[The exercise] Work out how many lines include "values" and answer with that number only.

[Record list]
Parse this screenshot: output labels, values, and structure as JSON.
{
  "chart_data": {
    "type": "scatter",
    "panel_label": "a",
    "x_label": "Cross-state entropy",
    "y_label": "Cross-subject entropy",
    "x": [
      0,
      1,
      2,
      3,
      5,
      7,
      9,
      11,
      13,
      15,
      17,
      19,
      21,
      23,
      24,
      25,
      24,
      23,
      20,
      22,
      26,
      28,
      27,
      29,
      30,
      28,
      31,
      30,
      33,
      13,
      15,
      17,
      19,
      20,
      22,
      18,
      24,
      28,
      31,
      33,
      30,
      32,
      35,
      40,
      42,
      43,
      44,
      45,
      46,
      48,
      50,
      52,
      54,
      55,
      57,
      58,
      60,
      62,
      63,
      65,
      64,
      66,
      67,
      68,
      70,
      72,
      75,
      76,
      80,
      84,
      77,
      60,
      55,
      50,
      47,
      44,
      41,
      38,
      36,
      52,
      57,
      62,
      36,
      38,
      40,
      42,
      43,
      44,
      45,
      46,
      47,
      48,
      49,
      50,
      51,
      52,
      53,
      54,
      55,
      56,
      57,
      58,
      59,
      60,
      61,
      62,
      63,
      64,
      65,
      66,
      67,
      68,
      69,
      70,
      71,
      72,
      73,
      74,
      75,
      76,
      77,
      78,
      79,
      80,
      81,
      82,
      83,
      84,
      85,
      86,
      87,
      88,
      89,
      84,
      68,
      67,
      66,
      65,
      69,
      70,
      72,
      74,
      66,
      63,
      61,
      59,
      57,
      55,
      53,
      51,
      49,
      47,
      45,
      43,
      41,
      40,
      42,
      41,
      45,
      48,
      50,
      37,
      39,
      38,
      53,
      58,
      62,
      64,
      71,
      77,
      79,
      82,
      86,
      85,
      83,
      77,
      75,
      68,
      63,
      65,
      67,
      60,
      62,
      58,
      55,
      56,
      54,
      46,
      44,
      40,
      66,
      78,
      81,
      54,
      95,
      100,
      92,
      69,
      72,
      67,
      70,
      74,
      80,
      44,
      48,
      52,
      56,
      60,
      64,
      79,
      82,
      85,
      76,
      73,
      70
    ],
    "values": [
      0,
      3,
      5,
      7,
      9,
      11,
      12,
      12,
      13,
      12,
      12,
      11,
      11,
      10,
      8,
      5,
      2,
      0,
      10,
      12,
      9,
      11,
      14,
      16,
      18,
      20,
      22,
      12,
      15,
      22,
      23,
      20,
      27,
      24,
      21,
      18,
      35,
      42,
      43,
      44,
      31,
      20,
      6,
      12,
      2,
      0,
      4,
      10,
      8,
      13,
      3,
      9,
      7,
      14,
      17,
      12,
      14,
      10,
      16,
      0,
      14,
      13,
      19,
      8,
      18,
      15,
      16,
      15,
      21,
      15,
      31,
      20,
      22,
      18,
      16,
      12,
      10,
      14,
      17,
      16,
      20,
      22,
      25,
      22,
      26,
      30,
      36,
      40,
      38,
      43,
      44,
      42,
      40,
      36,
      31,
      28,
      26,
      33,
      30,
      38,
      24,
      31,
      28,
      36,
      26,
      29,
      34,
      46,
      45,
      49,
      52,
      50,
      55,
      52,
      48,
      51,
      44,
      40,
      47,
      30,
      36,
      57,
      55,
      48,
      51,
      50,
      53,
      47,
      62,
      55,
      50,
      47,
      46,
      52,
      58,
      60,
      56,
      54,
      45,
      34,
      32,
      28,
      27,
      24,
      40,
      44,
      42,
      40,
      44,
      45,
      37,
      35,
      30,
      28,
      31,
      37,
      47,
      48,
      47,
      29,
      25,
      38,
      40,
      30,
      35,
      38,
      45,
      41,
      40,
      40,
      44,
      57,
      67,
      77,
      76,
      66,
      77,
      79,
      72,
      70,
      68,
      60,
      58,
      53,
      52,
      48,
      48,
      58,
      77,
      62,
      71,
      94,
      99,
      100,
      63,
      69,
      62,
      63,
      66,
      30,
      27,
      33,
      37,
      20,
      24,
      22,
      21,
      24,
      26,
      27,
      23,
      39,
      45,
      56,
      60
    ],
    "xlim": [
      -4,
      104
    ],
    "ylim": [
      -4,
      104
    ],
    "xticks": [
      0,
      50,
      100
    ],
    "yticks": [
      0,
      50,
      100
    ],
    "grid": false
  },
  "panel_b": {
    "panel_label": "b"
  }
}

[Task answer] 2